- Material to process:
□ □ □ □ □

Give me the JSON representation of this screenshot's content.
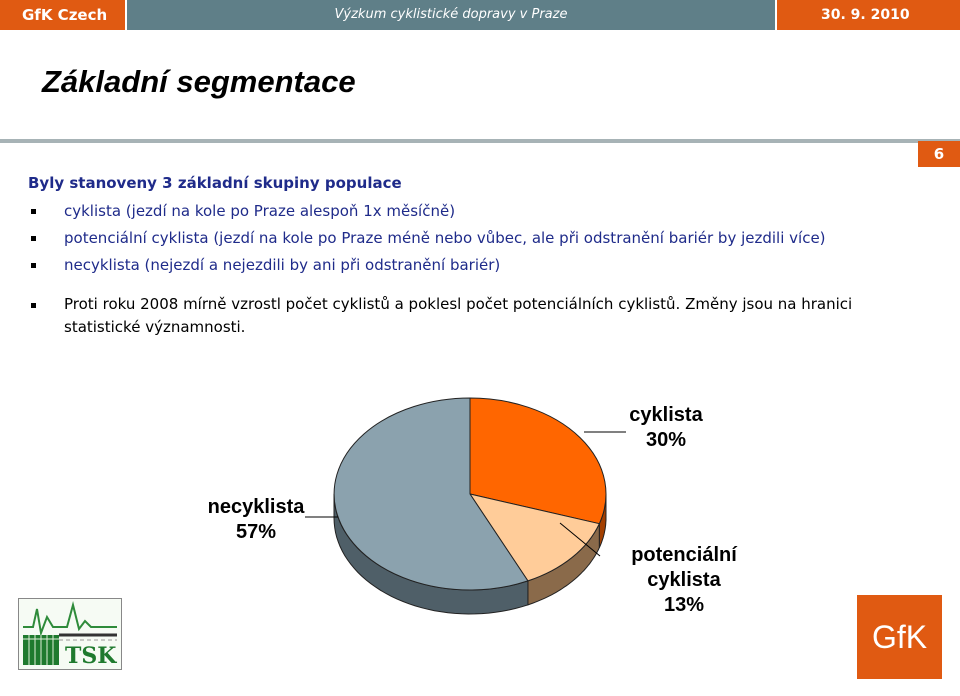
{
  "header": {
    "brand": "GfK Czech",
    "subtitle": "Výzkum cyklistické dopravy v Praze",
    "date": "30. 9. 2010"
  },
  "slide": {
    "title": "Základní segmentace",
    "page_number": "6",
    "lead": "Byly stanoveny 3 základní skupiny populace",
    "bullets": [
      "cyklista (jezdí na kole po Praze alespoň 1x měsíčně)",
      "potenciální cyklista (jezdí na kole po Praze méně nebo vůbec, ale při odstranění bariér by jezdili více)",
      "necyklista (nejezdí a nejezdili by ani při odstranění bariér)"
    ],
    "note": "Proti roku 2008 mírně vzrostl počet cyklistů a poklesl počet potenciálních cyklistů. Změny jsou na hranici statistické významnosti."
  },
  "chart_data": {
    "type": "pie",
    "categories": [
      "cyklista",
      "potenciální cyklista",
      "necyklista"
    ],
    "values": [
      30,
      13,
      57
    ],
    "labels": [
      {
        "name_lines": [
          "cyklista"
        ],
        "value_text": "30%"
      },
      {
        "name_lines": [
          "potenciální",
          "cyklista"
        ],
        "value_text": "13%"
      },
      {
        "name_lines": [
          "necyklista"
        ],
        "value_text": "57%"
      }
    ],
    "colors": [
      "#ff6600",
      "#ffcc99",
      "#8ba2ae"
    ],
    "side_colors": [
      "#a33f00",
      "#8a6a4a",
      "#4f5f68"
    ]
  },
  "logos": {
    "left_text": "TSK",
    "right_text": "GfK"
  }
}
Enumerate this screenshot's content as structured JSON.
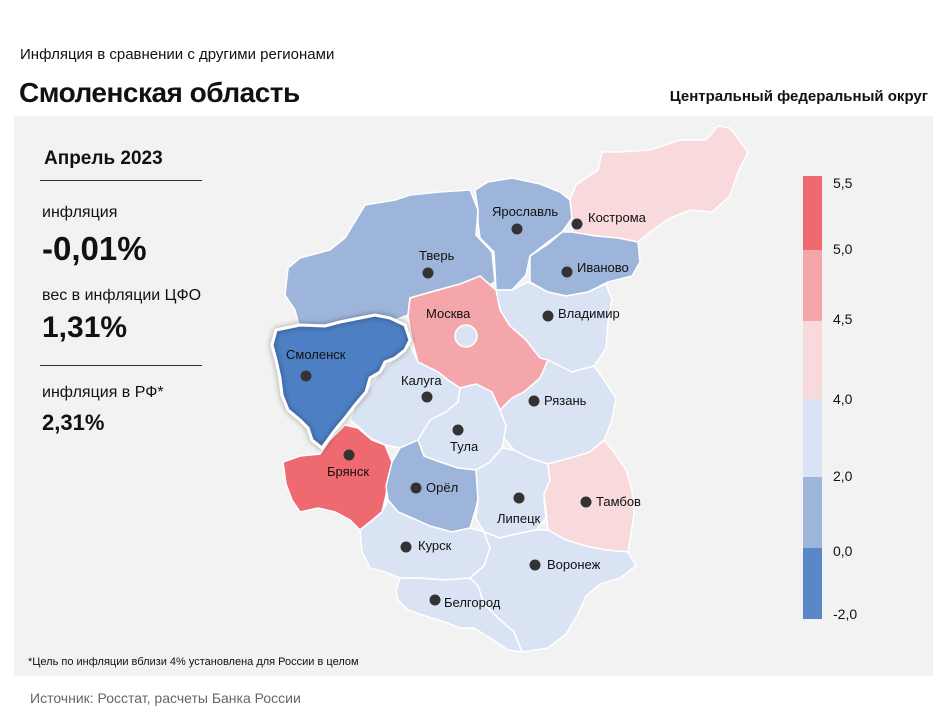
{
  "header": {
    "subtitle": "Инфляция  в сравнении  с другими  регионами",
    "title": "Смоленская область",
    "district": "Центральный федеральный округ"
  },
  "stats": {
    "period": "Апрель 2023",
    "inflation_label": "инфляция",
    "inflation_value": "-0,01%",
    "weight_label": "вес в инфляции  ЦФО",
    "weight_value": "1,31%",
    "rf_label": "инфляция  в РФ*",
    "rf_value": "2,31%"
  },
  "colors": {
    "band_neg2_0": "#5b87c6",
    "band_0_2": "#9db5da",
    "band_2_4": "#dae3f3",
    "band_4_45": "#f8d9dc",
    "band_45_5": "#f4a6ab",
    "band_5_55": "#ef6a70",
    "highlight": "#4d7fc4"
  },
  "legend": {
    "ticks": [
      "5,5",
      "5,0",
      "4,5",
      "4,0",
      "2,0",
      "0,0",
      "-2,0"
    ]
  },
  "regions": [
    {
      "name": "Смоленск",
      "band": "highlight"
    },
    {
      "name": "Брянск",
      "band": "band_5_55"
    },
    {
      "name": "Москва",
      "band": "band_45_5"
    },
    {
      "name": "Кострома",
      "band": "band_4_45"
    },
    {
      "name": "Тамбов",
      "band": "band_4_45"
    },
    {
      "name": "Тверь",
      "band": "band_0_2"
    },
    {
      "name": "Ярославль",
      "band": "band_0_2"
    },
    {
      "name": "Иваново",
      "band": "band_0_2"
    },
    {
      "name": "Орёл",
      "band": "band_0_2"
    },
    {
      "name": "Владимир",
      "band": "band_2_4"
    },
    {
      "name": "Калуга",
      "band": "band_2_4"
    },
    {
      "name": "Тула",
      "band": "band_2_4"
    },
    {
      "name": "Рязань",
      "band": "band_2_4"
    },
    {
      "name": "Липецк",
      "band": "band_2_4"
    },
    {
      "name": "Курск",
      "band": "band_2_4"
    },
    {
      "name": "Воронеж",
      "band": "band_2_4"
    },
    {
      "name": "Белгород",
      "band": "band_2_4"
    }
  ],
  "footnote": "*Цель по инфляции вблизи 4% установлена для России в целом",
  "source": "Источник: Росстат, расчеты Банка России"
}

□ □ □ □ □

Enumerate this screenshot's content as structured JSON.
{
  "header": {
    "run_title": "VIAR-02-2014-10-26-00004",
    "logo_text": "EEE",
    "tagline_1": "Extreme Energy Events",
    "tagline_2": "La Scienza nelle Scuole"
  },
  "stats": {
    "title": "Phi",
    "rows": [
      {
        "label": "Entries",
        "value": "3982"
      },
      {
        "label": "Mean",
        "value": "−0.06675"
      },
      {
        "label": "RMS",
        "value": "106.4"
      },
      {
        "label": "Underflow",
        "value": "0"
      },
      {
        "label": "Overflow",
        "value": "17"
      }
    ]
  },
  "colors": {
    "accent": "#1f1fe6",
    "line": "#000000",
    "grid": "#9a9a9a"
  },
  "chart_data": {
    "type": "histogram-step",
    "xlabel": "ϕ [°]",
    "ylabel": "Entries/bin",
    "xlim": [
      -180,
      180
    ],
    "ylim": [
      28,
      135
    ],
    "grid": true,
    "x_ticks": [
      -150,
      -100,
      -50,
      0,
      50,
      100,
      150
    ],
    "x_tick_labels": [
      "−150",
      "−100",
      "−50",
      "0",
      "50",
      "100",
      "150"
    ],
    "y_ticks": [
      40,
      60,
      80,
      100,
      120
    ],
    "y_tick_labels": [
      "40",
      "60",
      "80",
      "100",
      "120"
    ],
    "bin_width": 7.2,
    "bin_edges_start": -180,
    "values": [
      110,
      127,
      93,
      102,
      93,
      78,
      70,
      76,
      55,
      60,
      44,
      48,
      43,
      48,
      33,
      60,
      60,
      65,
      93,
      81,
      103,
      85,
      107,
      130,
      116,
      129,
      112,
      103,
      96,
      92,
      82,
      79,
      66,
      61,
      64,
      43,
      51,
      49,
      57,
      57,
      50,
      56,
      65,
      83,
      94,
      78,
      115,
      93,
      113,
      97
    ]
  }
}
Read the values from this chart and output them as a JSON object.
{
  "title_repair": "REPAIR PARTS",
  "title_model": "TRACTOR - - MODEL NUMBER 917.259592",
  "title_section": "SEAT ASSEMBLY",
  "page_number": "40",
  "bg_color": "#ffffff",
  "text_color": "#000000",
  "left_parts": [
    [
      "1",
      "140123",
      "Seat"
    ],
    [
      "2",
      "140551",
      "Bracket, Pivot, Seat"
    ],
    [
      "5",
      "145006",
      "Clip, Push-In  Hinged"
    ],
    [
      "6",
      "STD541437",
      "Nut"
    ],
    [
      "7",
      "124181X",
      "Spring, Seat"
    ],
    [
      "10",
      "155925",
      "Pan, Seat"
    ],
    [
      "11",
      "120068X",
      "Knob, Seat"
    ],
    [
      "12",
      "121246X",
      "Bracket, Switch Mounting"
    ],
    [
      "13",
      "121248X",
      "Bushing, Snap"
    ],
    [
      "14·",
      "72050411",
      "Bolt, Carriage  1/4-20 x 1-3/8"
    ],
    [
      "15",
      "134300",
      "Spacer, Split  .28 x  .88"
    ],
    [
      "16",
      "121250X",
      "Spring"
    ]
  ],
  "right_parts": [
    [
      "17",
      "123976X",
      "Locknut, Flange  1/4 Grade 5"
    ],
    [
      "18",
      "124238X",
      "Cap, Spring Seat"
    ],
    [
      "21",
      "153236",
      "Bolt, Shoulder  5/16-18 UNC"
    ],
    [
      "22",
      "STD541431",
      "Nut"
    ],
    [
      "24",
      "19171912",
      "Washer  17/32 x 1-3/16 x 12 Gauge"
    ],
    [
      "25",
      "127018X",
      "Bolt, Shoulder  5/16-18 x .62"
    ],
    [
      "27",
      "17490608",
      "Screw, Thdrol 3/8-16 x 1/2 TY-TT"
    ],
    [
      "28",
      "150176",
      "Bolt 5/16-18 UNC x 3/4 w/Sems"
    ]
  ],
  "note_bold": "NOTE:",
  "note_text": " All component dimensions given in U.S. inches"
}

□ □ □ □ □

- Task goal: Of all the lines in the material above, how many contain the word "subtitle"? Give only the count.

- Result of this task: 2